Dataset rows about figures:
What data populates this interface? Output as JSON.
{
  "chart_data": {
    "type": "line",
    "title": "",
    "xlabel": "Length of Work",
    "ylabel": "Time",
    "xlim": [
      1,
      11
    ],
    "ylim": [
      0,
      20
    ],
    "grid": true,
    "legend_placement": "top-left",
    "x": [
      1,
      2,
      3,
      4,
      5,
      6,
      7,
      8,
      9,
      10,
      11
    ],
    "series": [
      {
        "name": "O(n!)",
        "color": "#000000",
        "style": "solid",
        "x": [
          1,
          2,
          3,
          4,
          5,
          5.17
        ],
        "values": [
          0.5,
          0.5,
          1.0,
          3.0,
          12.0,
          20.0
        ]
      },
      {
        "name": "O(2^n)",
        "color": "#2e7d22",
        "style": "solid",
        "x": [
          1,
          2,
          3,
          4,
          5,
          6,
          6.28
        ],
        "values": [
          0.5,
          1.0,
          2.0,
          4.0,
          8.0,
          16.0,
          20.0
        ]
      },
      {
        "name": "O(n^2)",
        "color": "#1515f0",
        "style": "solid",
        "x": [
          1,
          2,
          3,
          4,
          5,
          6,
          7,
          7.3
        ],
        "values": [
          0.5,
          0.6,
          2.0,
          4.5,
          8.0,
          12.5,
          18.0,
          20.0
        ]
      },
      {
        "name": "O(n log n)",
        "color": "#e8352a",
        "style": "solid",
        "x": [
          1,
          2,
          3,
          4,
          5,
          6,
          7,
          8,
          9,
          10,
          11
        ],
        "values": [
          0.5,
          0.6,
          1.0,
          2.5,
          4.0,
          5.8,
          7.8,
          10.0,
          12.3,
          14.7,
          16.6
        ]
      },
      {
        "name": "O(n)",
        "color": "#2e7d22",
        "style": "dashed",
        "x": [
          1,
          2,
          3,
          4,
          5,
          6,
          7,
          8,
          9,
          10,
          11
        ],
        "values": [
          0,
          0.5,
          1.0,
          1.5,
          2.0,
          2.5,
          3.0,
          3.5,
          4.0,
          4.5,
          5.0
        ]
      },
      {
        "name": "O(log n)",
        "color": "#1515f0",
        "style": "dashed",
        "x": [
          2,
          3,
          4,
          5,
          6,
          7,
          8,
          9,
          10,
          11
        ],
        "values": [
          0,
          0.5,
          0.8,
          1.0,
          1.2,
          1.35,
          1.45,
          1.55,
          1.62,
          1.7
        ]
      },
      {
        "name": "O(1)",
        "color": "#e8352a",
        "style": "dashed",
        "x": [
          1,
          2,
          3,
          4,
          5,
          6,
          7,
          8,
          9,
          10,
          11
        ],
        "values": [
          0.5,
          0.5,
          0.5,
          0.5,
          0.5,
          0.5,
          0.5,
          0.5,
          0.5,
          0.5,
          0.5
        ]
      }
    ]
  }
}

### [WHAT TO PRODUCE]
Copy every line of the listing where the word "name" appears.

### [RESPONSE]
        "name": "O(n!)",
        "name": "O(2^n)",
        "name": "O(n^2)",
        "name": "O(n log n)",
        "name": "O(n)",
        "name": "O(log n)",
        "name": "O(1)",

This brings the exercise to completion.